-- start of Data supplied --
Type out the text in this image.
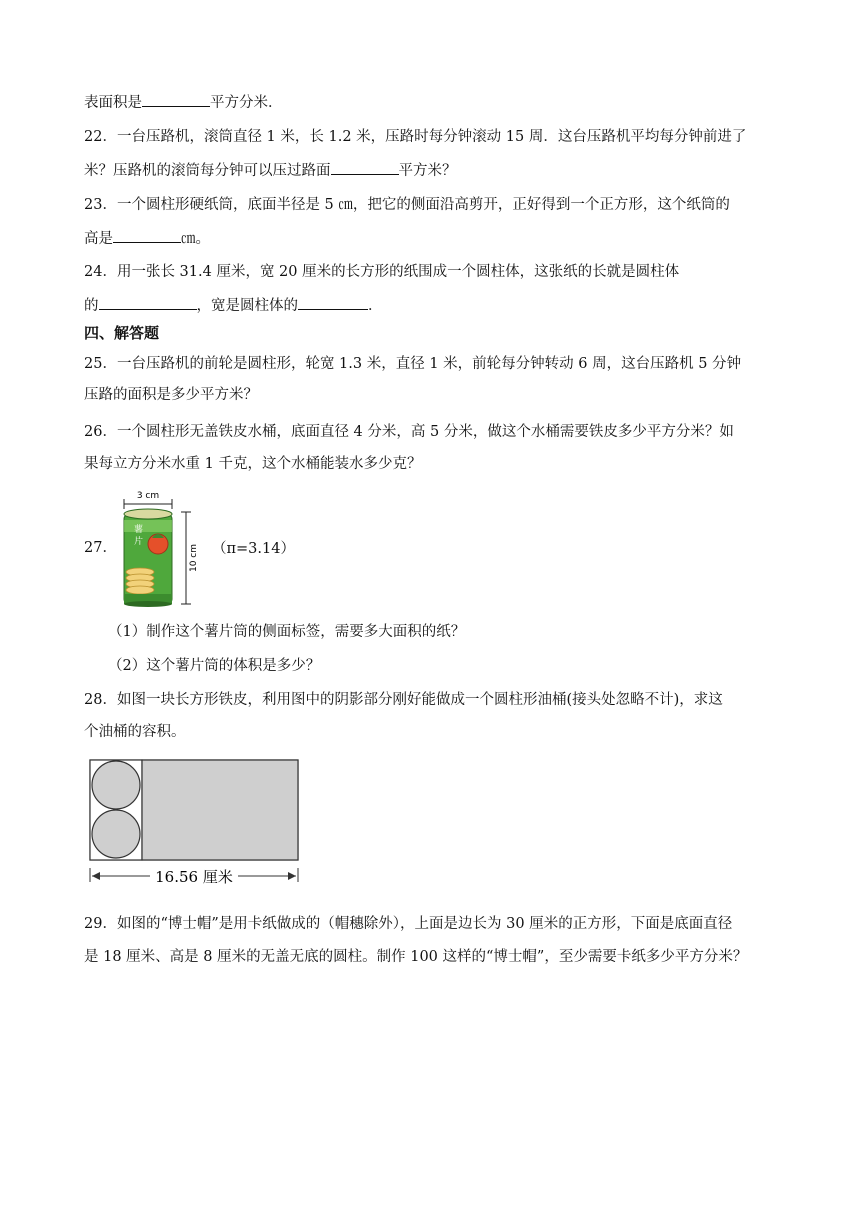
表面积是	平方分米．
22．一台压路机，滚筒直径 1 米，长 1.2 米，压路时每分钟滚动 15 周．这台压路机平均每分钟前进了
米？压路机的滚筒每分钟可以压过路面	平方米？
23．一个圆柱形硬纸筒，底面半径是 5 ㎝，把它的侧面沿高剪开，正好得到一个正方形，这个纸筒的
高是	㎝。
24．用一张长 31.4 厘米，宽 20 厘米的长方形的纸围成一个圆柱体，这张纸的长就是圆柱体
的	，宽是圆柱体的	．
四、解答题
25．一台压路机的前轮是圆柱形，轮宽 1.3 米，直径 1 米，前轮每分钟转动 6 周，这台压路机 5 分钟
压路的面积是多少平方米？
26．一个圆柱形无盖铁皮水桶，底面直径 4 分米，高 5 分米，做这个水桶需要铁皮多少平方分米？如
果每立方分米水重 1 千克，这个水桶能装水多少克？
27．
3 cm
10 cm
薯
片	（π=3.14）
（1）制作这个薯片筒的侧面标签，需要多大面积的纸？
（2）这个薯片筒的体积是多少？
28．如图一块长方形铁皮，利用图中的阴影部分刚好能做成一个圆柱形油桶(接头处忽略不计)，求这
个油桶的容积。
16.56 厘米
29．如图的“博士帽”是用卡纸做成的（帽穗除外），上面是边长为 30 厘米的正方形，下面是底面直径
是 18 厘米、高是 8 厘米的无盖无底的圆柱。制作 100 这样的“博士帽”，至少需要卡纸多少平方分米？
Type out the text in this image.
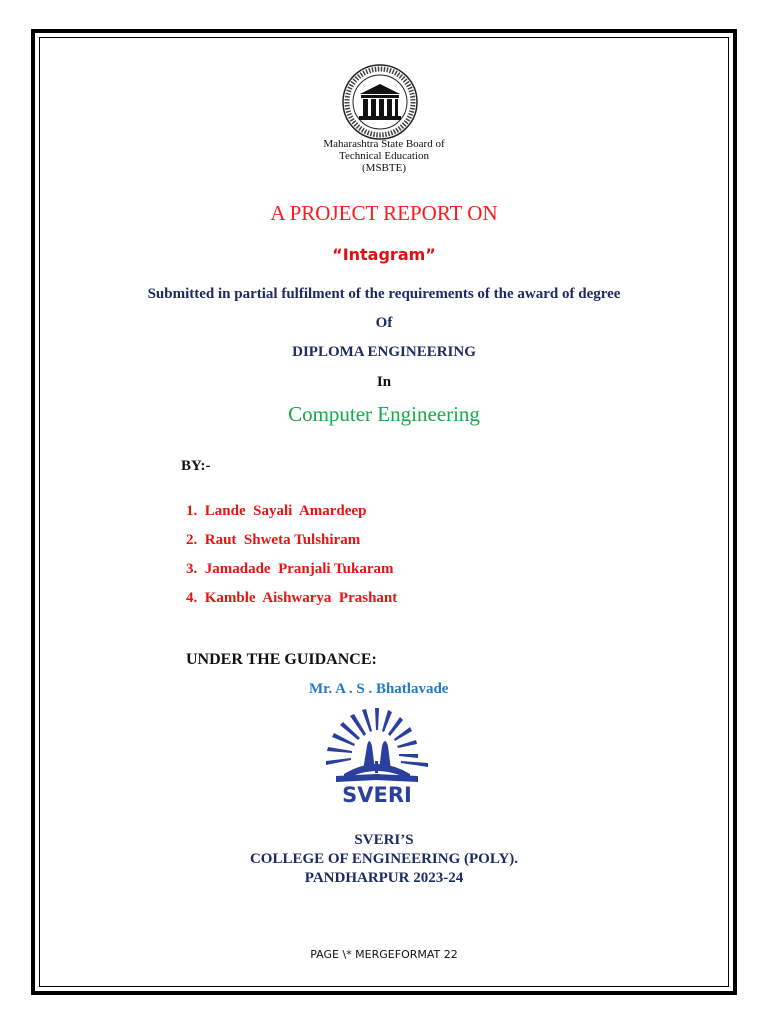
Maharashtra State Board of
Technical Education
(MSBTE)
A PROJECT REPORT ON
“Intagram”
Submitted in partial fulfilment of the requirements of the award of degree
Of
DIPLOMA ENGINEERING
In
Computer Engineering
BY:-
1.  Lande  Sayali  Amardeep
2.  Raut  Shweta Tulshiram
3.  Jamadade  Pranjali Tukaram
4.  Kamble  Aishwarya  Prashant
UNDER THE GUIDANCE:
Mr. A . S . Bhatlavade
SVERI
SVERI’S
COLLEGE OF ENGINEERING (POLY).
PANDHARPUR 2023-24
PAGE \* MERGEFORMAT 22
-- end of Data supplied --
Reproduce the whole listing exactly, but not the images in it.

Type out the text in this image.
表面积是	平方分米．
22．一台压路机，滚筒直径 1 米，长 1.2 米，压路时每分钟滚动 15 周．这台压路机平均每分钟前进了
米？压路机的滚筒每分钟可以压过路面	平方米？
23．一个圆柱形硬纸筒，底面半径是 5 ㎝，把它的侧面沿高剪开，正好得到一个正方形，这个纸筒的
高是	㎝。
24．用一张长 31.4 厘米，宽 20 厘米的长方形的纸围成一个圆柱体，这张纸的长就是圆柱体
的	，宽是圆柱体的	．
四、解答题
25．一台压路机的前轮是圆柱形，轮宽 1.3 米，直径 1 米，前轮每分钟转动 6 周，这台压路机 5 分钟
压路的面积是多少平方米？
26．一个圆柱形无盖铁皮水桶，底面直径 4 分米，高 5 分米，做这个水桶需要铁皮多少平方分米？如
果每立方分米水重 1 千克，这个水桶能装水多少克？
27．
3 cm
10 cm
薯
片	（π=3.14）
（1）制作这个薯片筒的侧面标签，需要多大面积的纸？
（2）这个薯片筒的体积是多少？
28．如图一块长方形铁皮，利用图中的阴影部分刚好能做成一个圆柱形油桶(接头处忽略不计)，求这
个油桶的容积。
16.56 厘米
29．如图的“博士帽”是用卡纸做成的（帽穗除外），上面是边长为 30 厘米的正方形，下面是底面直径
是 18 厘米、高是 8 厘米的无盖无底的圆柱。制作 100 这样的“博士帽”，至少需要卡纸多少平方分米？
Type out the text in this image.
Maharashtra State Board of
Technical Education
(MSBTE)
A PROJECT REPORT ON
“Intagram”
Submitted in partial fulfilment of the requirements of the award of degree
Of
DIPLOMA ENGINEERING
In
Computer Engineering
BY:-
1.  Lande  Sayali  Amardeep
2.  Raut  Shweta Tulshiram
3.  Jamadade  Pranjali Tukaram
4.  Kamble  Aishwarya  Prashant
UNDER THE GUIDANCE:
Mr. A . S . Bhatlavade
SVERI
SVERI’S
COLLEGE OF ENGINEERING (POLY).
PANDHARPUR 2023-24
PAGE \* MERGEFORMAT 22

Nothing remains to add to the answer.